(Extracts from a graphics dataset)
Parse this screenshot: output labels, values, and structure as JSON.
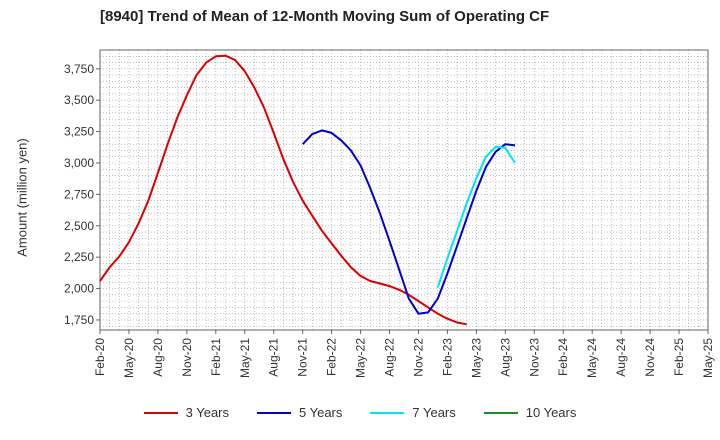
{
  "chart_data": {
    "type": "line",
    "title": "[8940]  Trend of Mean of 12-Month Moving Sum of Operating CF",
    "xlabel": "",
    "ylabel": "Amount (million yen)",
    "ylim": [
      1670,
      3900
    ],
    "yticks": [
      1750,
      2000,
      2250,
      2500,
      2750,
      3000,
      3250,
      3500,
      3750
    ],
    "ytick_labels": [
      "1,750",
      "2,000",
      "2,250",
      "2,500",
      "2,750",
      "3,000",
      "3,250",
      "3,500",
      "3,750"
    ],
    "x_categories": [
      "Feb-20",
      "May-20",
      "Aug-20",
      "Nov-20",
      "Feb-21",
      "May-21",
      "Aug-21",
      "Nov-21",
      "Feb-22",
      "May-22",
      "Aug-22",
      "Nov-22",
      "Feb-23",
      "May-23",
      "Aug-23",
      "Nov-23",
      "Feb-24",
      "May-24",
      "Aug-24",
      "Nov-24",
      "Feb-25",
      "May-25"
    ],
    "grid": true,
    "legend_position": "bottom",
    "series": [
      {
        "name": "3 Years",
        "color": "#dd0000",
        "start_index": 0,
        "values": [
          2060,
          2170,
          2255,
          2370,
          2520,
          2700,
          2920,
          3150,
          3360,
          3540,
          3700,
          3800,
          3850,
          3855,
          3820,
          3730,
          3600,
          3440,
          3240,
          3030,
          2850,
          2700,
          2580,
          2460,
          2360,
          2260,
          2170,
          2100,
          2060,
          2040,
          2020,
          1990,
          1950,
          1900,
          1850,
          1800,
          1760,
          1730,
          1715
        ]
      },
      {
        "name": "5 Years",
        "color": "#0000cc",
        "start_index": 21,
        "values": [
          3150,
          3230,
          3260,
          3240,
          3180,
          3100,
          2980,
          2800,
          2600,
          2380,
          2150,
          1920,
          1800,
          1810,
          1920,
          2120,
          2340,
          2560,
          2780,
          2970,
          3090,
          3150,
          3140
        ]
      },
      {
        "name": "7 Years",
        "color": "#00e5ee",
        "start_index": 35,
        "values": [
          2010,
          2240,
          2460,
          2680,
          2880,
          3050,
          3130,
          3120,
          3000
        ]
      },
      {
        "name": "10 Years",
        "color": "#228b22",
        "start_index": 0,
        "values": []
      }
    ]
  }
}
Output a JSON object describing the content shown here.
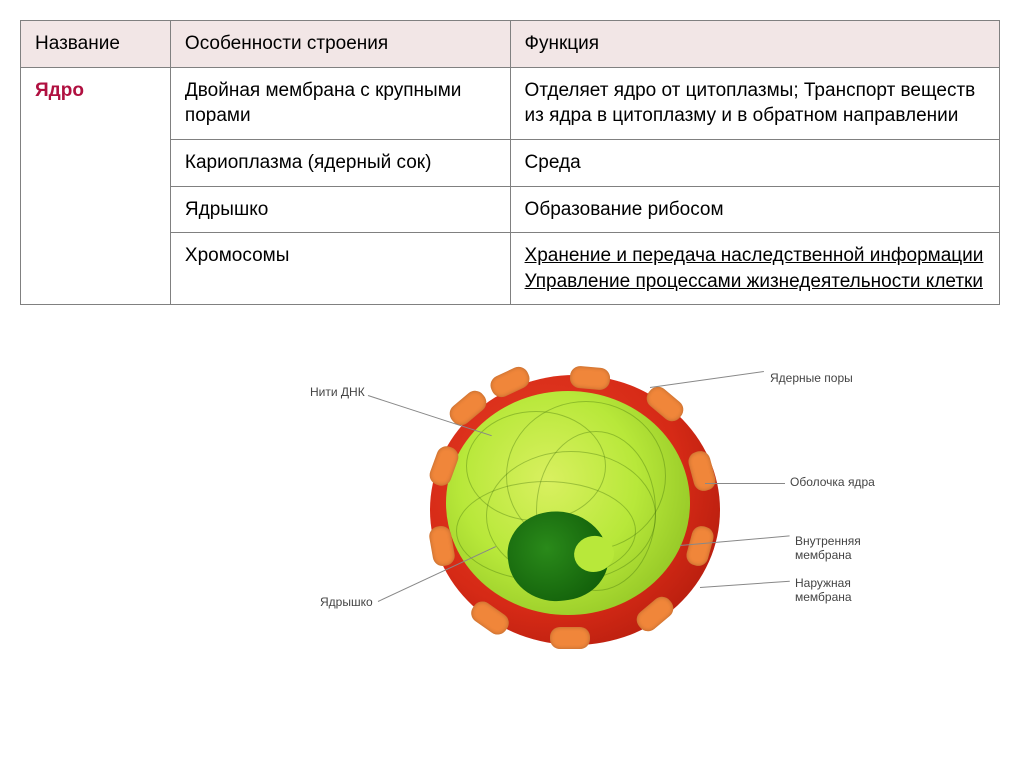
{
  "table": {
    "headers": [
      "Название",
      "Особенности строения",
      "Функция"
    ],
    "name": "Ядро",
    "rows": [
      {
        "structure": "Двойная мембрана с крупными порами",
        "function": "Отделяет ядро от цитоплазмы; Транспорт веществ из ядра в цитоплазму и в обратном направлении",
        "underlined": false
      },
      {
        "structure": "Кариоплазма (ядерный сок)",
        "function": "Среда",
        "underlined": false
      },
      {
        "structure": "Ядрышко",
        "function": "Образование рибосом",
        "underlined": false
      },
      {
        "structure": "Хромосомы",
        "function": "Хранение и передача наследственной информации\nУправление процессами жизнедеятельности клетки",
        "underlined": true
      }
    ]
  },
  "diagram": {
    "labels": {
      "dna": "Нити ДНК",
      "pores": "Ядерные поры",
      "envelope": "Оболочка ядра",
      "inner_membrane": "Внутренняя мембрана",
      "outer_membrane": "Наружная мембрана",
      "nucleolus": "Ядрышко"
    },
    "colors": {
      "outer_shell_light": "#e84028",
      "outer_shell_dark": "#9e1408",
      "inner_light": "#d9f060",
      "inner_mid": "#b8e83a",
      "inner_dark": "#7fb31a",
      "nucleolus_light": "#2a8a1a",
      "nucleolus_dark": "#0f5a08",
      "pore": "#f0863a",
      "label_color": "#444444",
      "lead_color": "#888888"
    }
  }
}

--

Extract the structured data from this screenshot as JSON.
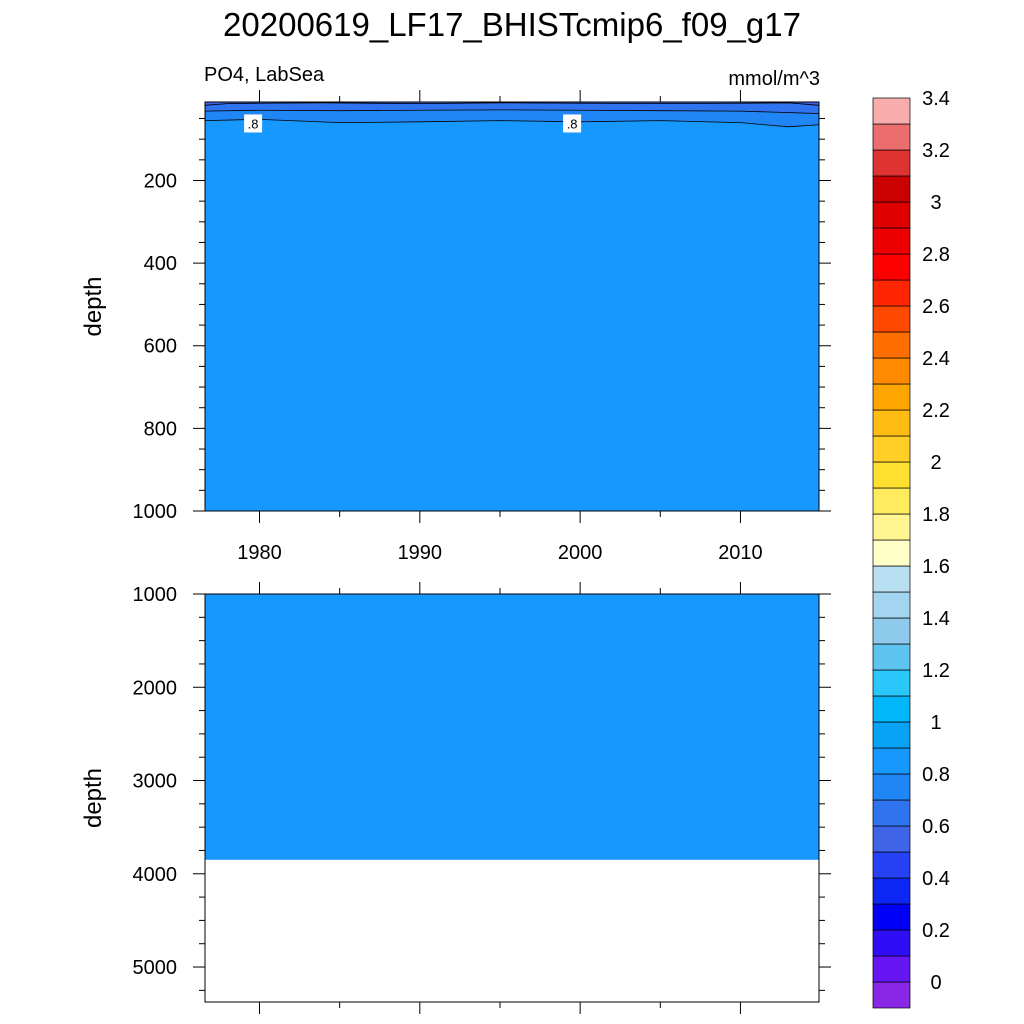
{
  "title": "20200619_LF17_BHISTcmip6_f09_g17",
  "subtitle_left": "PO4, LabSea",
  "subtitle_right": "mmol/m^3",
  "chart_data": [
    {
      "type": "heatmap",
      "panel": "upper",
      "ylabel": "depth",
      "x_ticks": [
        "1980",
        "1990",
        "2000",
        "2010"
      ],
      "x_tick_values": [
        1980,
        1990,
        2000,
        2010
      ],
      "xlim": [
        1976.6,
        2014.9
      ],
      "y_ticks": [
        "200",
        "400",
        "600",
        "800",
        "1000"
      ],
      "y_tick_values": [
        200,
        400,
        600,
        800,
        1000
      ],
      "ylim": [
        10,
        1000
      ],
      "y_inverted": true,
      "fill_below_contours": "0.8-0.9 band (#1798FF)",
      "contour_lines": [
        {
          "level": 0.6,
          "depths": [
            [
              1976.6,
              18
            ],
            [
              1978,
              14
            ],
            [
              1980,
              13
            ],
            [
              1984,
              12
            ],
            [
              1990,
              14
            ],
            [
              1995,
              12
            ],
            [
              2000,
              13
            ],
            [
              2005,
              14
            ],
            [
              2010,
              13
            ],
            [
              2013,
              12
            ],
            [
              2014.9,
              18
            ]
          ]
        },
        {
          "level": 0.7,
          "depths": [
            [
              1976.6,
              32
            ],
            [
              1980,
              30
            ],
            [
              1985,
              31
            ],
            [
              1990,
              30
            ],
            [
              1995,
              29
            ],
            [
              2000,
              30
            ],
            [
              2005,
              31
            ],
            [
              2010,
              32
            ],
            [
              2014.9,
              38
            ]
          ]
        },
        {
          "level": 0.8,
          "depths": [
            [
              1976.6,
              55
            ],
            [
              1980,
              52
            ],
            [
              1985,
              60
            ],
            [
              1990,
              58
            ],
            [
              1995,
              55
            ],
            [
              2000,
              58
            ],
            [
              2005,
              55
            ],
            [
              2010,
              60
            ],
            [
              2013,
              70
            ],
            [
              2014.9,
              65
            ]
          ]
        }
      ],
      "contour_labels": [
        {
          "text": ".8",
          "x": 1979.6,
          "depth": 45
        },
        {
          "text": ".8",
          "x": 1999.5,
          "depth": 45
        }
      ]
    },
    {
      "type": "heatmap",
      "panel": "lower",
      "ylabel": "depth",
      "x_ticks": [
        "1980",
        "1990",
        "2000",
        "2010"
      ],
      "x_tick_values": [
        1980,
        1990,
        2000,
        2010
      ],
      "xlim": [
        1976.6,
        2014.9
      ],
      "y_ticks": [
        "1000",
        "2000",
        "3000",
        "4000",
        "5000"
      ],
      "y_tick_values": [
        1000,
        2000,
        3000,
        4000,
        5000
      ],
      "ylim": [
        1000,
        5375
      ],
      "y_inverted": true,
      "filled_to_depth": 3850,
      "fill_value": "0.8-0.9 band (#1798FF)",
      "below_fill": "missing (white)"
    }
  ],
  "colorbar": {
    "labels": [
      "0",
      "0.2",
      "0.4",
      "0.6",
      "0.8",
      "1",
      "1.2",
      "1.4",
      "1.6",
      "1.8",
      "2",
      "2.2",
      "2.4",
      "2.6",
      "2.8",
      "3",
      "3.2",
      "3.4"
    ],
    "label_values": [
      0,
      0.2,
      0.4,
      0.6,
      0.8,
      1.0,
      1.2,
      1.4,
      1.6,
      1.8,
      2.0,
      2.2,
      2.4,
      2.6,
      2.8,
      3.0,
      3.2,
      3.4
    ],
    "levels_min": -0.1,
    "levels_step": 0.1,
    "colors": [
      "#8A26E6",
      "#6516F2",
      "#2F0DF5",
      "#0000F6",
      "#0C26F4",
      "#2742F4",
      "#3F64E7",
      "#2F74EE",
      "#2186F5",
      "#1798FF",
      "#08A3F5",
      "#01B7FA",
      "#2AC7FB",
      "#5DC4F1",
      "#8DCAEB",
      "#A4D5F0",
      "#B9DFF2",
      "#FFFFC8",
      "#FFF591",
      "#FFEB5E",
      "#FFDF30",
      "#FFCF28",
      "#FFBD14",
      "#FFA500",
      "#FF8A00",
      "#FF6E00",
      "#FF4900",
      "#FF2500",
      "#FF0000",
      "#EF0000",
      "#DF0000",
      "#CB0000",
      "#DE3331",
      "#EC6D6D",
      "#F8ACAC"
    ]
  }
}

## [Task objective]
From the data, list each line in which the string "true" appears.

## [Solution for this exercise]
    "grid": true,
        "underlined": true
      "y_inverted": true,
      "y_inverted": true,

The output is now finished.